▶ WHAT YOU HAVE TO DO: Of all the lines here, how many include the string "name"? Answer with the number only.

▶ INPUT FOR THIS TASK:

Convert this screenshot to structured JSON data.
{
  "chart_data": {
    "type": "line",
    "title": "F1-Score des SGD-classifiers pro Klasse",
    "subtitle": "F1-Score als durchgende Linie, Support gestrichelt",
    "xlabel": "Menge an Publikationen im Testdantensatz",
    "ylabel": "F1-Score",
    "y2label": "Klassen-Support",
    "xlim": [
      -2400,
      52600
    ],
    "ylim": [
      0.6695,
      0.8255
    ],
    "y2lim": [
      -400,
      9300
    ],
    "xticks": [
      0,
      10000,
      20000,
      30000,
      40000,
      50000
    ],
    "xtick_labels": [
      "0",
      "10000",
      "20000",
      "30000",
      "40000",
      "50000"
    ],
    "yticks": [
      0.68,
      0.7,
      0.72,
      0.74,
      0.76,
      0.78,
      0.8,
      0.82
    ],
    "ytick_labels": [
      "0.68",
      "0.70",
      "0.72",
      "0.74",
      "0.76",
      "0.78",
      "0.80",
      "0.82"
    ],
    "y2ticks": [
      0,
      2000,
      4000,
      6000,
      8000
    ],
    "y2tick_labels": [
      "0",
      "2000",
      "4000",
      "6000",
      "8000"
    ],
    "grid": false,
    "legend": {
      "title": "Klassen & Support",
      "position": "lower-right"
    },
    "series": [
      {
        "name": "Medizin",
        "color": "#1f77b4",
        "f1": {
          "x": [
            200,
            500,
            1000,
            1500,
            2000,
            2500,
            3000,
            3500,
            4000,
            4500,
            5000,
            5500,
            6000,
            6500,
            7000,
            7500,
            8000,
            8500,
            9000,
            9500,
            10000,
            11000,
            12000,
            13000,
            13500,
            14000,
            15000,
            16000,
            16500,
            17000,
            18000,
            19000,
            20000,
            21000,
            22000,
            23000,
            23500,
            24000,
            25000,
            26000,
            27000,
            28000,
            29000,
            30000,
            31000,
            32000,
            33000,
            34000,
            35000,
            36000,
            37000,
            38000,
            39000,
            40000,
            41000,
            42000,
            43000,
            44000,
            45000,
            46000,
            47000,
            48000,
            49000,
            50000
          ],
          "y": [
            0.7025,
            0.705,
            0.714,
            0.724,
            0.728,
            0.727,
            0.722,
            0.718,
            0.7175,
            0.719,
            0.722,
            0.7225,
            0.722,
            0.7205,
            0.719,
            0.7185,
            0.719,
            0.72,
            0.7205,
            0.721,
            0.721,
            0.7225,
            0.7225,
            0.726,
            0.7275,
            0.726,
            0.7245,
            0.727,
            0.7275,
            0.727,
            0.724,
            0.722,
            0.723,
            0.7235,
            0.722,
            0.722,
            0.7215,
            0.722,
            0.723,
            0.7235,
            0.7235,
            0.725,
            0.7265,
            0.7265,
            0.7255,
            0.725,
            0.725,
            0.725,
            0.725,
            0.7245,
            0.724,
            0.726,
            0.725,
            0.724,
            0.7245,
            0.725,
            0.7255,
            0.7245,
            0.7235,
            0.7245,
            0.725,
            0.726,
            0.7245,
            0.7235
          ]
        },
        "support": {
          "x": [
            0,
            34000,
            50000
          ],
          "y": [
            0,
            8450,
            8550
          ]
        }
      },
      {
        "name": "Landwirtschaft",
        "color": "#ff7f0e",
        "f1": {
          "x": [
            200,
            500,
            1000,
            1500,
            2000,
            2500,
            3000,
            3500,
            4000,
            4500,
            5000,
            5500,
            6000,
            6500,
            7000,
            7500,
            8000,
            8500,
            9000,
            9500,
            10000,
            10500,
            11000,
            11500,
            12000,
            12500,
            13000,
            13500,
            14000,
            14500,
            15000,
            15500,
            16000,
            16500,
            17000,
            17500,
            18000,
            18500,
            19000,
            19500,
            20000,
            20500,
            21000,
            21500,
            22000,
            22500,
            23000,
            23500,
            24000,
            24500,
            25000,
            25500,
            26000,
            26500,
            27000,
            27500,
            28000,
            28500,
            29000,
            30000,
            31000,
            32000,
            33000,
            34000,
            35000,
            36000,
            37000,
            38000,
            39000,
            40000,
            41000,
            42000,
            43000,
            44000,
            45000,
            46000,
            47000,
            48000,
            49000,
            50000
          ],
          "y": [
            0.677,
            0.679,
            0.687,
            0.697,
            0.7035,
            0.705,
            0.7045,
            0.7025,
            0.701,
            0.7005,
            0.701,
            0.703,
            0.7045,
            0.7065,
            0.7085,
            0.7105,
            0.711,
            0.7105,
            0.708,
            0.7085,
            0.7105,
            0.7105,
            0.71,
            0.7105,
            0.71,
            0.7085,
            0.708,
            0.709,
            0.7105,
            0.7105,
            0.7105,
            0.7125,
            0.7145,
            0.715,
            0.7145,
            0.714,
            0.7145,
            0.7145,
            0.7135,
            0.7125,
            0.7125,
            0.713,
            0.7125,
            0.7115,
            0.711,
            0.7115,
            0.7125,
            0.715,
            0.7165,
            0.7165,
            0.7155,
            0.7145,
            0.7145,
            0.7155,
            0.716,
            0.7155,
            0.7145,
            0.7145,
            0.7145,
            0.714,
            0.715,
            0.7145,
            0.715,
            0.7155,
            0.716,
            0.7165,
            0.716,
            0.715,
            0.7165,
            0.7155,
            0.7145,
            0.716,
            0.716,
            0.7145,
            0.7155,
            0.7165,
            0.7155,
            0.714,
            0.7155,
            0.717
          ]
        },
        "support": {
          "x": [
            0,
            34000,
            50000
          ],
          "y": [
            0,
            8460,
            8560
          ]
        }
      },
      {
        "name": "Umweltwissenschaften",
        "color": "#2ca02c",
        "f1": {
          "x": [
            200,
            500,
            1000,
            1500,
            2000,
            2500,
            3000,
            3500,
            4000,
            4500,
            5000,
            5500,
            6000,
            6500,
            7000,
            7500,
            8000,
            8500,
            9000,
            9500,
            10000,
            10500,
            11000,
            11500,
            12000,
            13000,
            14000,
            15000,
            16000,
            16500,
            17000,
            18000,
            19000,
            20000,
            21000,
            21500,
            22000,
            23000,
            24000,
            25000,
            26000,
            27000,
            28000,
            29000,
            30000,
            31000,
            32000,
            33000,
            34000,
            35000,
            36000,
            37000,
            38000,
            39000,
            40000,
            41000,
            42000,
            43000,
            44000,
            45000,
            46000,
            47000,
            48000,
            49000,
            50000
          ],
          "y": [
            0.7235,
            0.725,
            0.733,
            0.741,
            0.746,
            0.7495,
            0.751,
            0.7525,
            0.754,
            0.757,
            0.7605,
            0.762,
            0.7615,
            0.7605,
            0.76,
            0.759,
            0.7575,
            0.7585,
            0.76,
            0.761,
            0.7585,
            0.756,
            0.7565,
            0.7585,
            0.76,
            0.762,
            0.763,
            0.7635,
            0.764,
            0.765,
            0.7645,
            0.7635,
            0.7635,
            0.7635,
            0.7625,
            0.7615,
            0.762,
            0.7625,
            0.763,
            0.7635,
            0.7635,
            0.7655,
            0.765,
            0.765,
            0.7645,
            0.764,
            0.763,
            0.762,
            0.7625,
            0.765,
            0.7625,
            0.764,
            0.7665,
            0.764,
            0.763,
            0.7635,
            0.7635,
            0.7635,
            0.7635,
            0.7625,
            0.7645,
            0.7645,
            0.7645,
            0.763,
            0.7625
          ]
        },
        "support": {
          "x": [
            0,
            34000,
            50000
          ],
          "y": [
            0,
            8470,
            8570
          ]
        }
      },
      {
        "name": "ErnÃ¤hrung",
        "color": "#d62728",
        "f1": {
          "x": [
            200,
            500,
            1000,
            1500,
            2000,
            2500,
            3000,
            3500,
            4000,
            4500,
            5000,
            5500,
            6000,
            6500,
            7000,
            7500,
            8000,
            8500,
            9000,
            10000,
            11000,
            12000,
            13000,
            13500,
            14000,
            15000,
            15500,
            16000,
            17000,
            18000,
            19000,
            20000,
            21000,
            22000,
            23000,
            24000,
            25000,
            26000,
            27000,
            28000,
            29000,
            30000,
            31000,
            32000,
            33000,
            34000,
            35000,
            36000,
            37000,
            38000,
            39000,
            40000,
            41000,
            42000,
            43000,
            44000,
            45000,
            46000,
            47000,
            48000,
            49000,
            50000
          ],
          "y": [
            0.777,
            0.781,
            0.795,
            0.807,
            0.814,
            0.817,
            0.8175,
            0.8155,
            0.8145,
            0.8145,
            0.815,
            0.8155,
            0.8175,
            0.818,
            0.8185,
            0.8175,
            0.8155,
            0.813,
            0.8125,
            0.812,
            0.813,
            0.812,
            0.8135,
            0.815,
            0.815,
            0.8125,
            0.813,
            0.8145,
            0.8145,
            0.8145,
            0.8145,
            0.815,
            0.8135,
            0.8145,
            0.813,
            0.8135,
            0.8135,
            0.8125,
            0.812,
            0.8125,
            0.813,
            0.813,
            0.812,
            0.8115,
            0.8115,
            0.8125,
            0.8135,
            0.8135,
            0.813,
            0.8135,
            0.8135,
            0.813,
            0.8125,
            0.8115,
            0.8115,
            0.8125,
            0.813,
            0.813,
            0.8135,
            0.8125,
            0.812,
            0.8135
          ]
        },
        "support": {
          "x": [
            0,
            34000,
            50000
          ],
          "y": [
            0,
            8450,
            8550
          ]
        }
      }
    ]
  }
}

▶ THE COMPLETED TASK: 4